Stored data –
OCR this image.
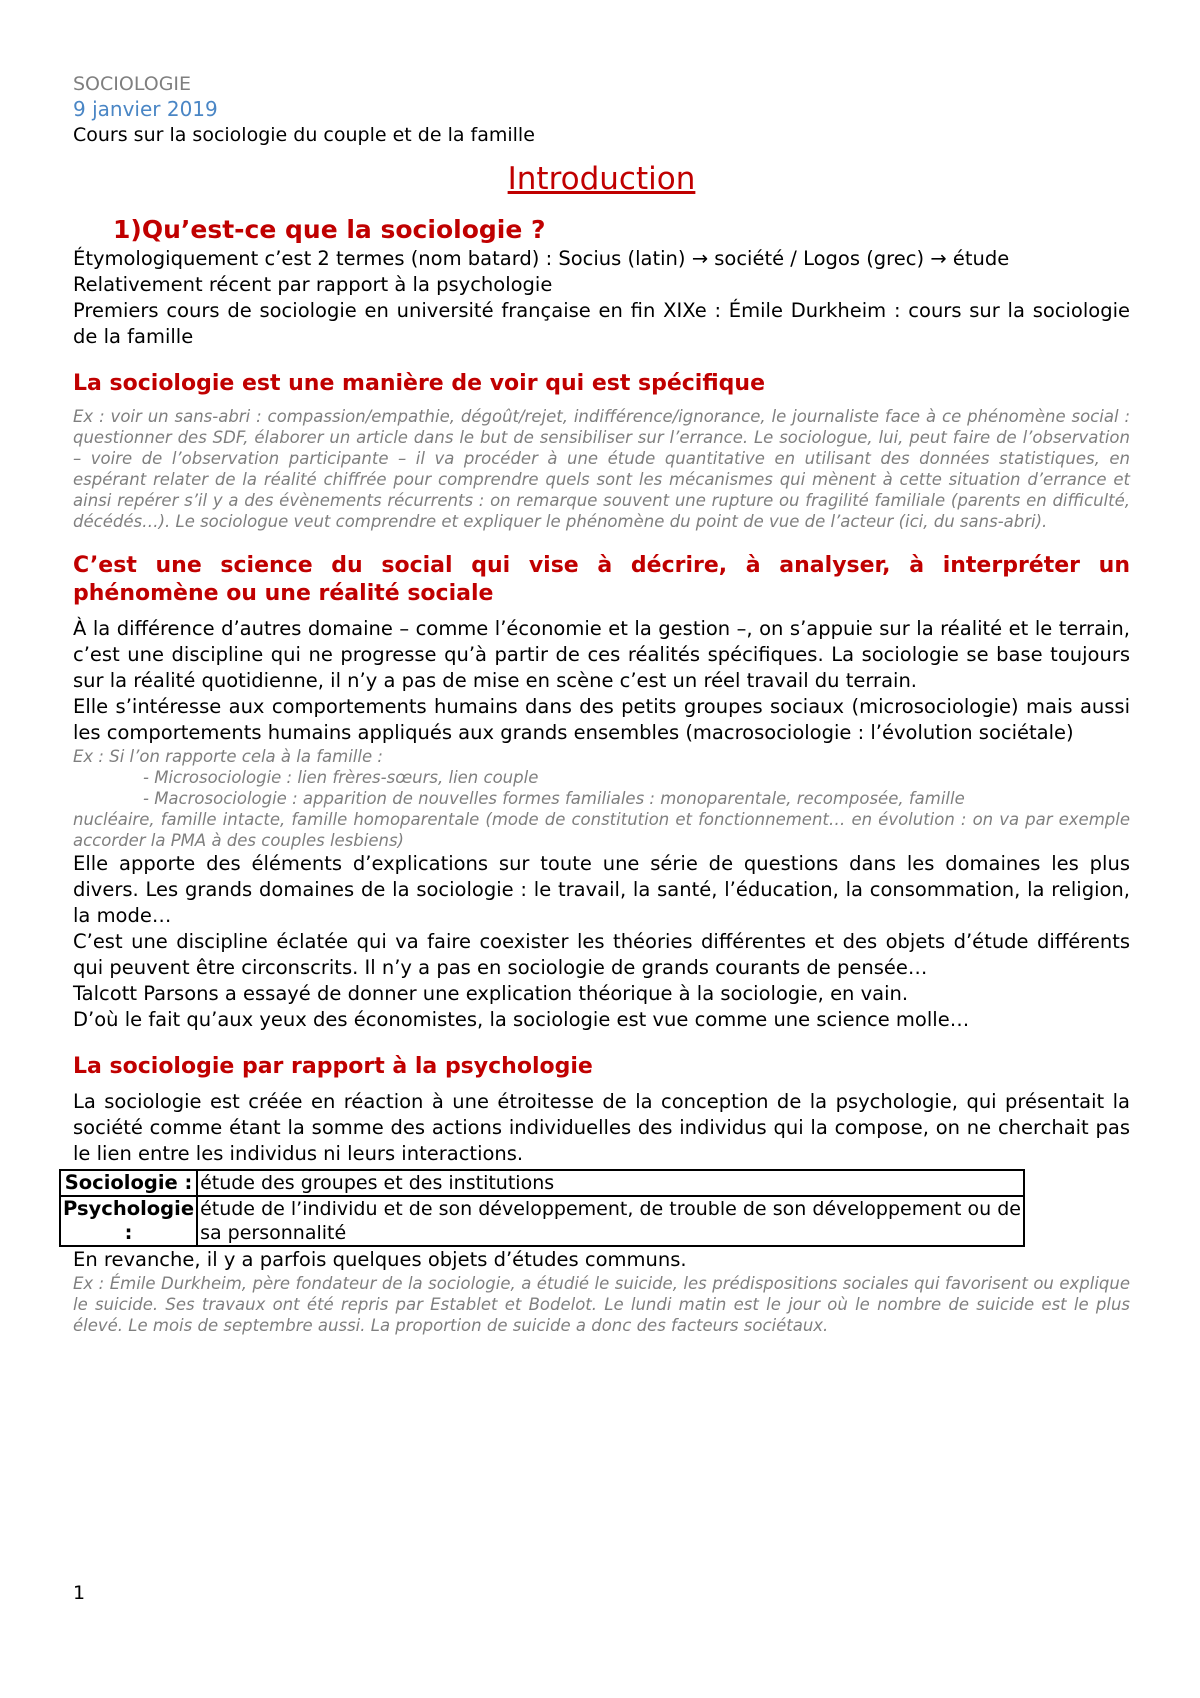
SOCIOLOGIE

9 janvier 2019

Cours sur la sociologie du couple et de la famille

Introduction
1)Qu’est-ce que la sociologie ?

Étymologiquement c’est 2 termes (nom batard) : Socius (latin) → société / Logos (grec) → étude

Relativement récent par rapport à la psychologie

Premiers cours de sociologie en université française en fin XIXe : Émile Durkheim : cours sur la sociologie de la famille

La sociologie est une manière de voir qui est spécifique

Ex : voir un sans-abri : compassion/empathie, dégoût/rejet, indifférence/ignorance, le journaliste face à ce phénomène social : questionner des SDF, élaborer un article dans le but de sensibiliser sur l’errance. Le sociologue, lui, peut faire de l’observation – voire de l’observation participante – il va procéder à une étude quantitative en utilisant des données statistiques, en espérant relater de la réalité chiffrée pour comprendre quels sont les mécanismes qui mènent à cette situation d’errance et ainsi repérer s’il y a des évènements récurrents : on remarque souvent une rupture ou fragilité familiale (parents en difficulté, décédés…). Le sociologue veut comprendre et expliquer le phénomène du point de vue de l’acteur (ici, du sans-abri).

C’est une science du social qui vise à décrire, à analyser, à interpréter un phénomène ou une réalité sociale

À la différence d’autres domaine – comme l’économie et la gestion –, on s’appuie sur la réalité et le terrain, c’est une discipline qui ne progresse qu’à partir de ces réalités spécifiques. La sociologie se base toujours sur la réalité quotidienne, il n’y a pas de mise en scène c’est un réel travail du terrain.

Elle s’intéresse aux comportements humains dans des petits groupes sociaux (microsociologie) mais aussi les comportements humains appliqués aux grands ensembles (macrosociologie : l’évolution sociétale)

Ex : Si l’on rapporte cela à la famille :

- Microsociologie : lien frères-sœurs, lien couple

- Macrosociologie : apparition de nouvelles formes familiales : monoparentale, recomposée, famille

nucléaire, famille intacte, famille homoparentale (mode de constitution et fonctionnement… en évolution : on va par exemple accorder la PMA à des couples lesbiens)

Elle apporte des éléments d’explications sur toute une série de questions dans les domaines les plus divers. Les grands domaines de la sociologie : le travail, la santé, l’éducation, la consommation, la religion, la mode…

C’est une discipline éclatée qui va faire coexister les théories différentes et des objets d’étude différents qui peuvent être circonscrits. Il n’y a pas en sociologie de grands courants de pensée…

Talcott Parsons a essayé de donner une explication théorique à la sociologie, en vain.

D’où le fait qu’aux yeux des économistes, la sociologie est vue comme une science molle…

La sociologie par rapport à la psychologie

La sociologie est créée en réaction à une étroitesse de la conception de la psychologie, qui présentait la société comme étant la somme des actions individuelles des individus qui la compose, on ne cherchait pas le lien entre les individus ni leurs interactions.

Sociologie :	étude des groupes et des institutions
Psychologie :	étude de l’individu et de son développement, de trouble de son développement ou de sa personnalité

En revanche, il y a parfois quelques objets d’études communs.

Ex : Émile Durkheim, père fondateur de la sociologie, a étudié le suicide, les prédispositions sociales qui favorisent ou explique le suicide. Ses travaux ont été repris par Establet et Bodelot. Le lundi matin est le jour où le nombre de suicide est le plus élevé. Le mois de septembre aussi. La proportion de suicide a donc des facteurs sociétaux.

1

Required work – Which lines of the material contain the string "discipline"? List each of them.

Result –
À la différence d’autres domaine – comme l’économie et la gestion –, on s’appuie sur la réalité et le terrain, c’est une discipline qui ne progresse qu’à partir de ces réalités spécifiques. La sociologie se base toujours sur la réalité quotidienne, il n’y a pas de mise en scène c’est un réel travail du terrain.
C’est une discipline éclatée qui va faire coexister les théories différentes et des objets d’étude différents qui peuvent être circonscrits. Il n’y a pas en sociologie de grands courants de pensée…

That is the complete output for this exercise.